Format every line of the rows below as a numbered list, skipping any blank lines and leaving out the pictures.

» RECORDS SHOWN:
_____
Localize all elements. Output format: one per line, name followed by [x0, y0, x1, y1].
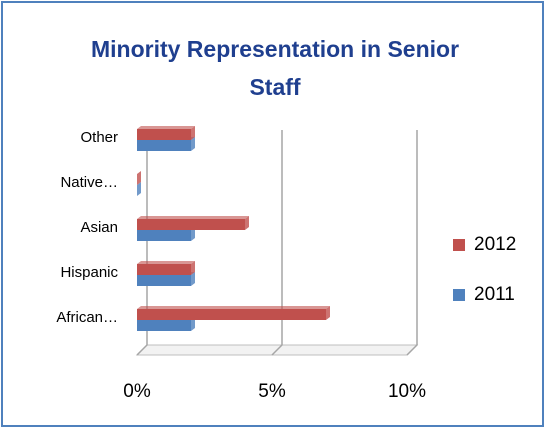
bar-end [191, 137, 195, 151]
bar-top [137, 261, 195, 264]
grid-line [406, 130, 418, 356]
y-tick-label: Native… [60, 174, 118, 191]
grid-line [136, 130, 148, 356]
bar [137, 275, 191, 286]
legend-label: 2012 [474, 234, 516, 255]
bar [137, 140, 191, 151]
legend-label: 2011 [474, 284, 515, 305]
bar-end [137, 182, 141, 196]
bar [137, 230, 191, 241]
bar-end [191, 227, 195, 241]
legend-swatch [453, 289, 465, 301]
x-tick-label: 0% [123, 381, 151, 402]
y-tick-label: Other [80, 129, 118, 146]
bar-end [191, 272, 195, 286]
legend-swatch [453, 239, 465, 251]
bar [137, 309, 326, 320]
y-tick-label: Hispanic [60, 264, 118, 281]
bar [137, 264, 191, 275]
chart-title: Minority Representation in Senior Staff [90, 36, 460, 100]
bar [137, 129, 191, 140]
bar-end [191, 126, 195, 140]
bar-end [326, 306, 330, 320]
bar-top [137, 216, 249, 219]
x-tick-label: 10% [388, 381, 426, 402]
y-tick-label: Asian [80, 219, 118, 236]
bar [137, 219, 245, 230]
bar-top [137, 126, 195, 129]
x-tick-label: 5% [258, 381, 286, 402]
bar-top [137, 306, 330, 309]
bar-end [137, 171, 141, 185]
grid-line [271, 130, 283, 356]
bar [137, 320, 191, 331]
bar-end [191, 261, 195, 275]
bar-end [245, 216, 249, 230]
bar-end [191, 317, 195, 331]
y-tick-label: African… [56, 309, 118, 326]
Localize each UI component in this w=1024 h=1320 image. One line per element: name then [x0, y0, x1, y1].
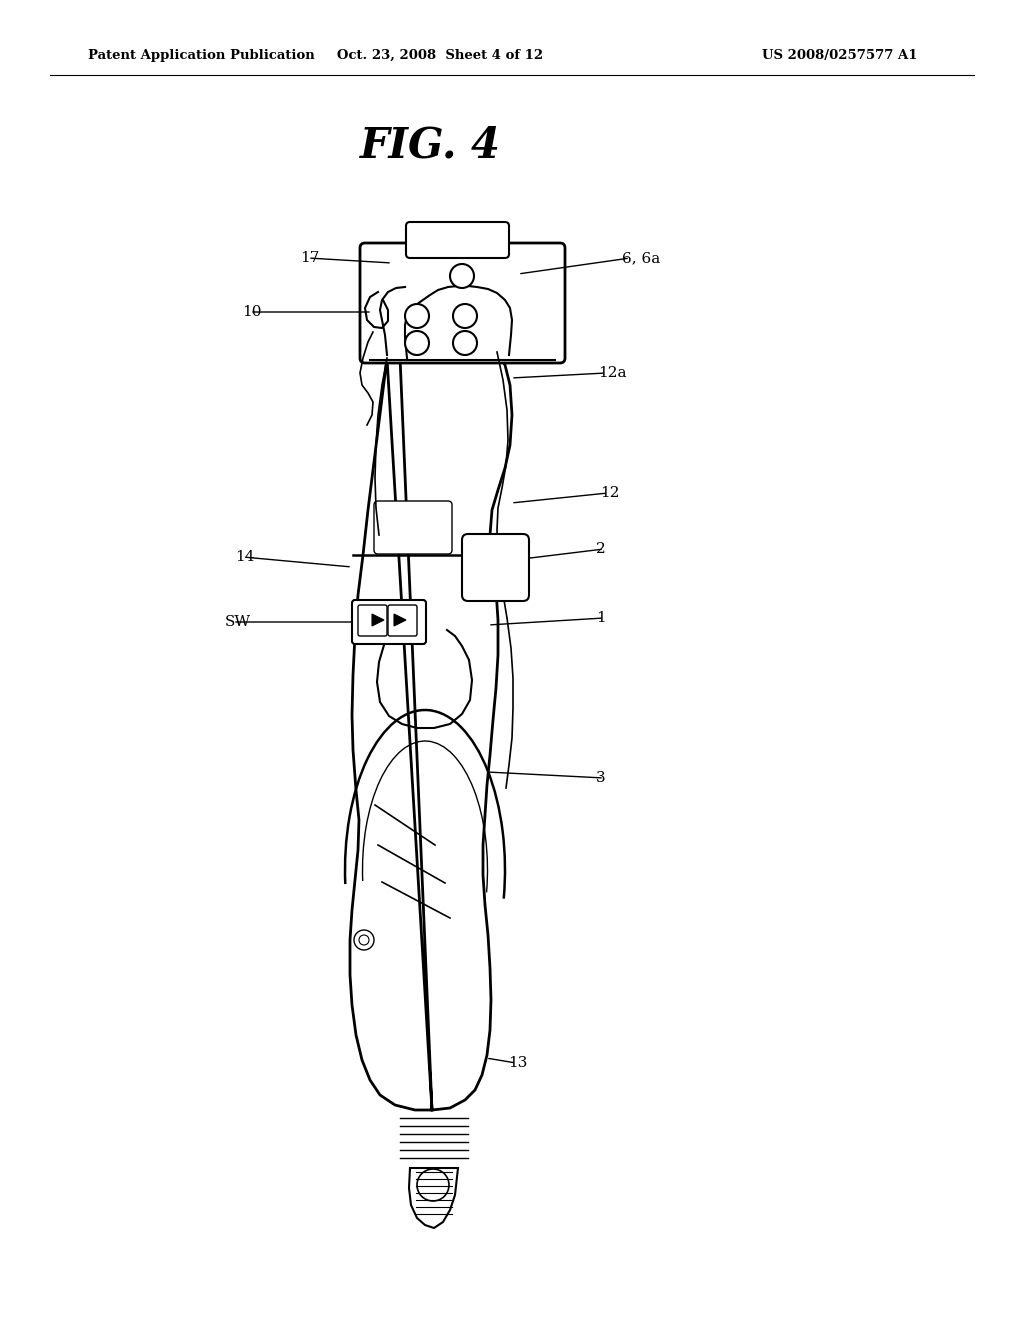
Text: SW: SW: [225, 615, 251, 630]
_____
» PROBLEM SOLUTION:
1. Localize all elements. Output format: one per line, name followed by [x0, y0, x1, y1].
2. bar-end [191, 137, 195, 151]
3. bar-top [137, 261, 195, 264]
4. grid-line [406, 130, 418, 356]
5. y-tick-label: Native… [60, 174, 118, 191]
6. grid-line [136, 130, 148, 356]
7. bar [137, 275, 191, 286]
8. legend-label: 2012 [474, 234, 516, 255]
9. bar [137, 140, 191, 151]
10. legend-label: 2011 [474, 284, 515, 305]
11. bar-end [137, 182, 141, 196]
12. bar [137, 230, 191, 241]
13. bar-end [191, 227, 195, 241]
14. legend-swatch [453, 289, 465, 301]
15. x-tick-label: 0% [123, 381, 151, 402]
16. y-tick-label: Other [80, 129, 118, 146]
17. bar-end [191, 272, 195, 286]
18. legend-swatch [453, 239, 465, 251]
19. bar [137, 309, 326, 320]
20. y-tick-label: Hispanic [60, 264, 118, 281]
21. bar [137, 264, 191, 275]
22. chart-title: Minority Representation in Senior Staff [90, 36, 460, 100]
23. bar [137, 129, 191, 140]
24. bar-end [191, 126, 195, 140]
25. bar-end [326, 306, 330, 320]
26. bar-top [137, 216, 249, 219]
27. x-tick-label: 10% [388, 381, 426, 402]
28. y-tick-label: Asian [80, 219, 118, 236]
29. bar [137, 219, 245, 230]
30. bar-top [137, 126, 195, 129]
31. x-tick-label: 5% [258, 381, 286, 402]
32. bar-top [137, 306, 330, 309]
33. bar-end [137, 171, 141, 185]
34. grid-line [271, 130, 283, 356]
35. bar [137, 320, 191, 331]
36. bar-end [191, 261, 195, 275]
37. bar-end [245, 216, 249, 230]
38. bar-end [191, 317, 195, 331]
39. y-tick-label: African… [56, 309, 118, 326]
40. Localize each UI component in this w=1024 h=1320 image. One line per element: name then [x0, y0, x1, y1].
41. Text: SW: SW: [225, 615, 251, 630]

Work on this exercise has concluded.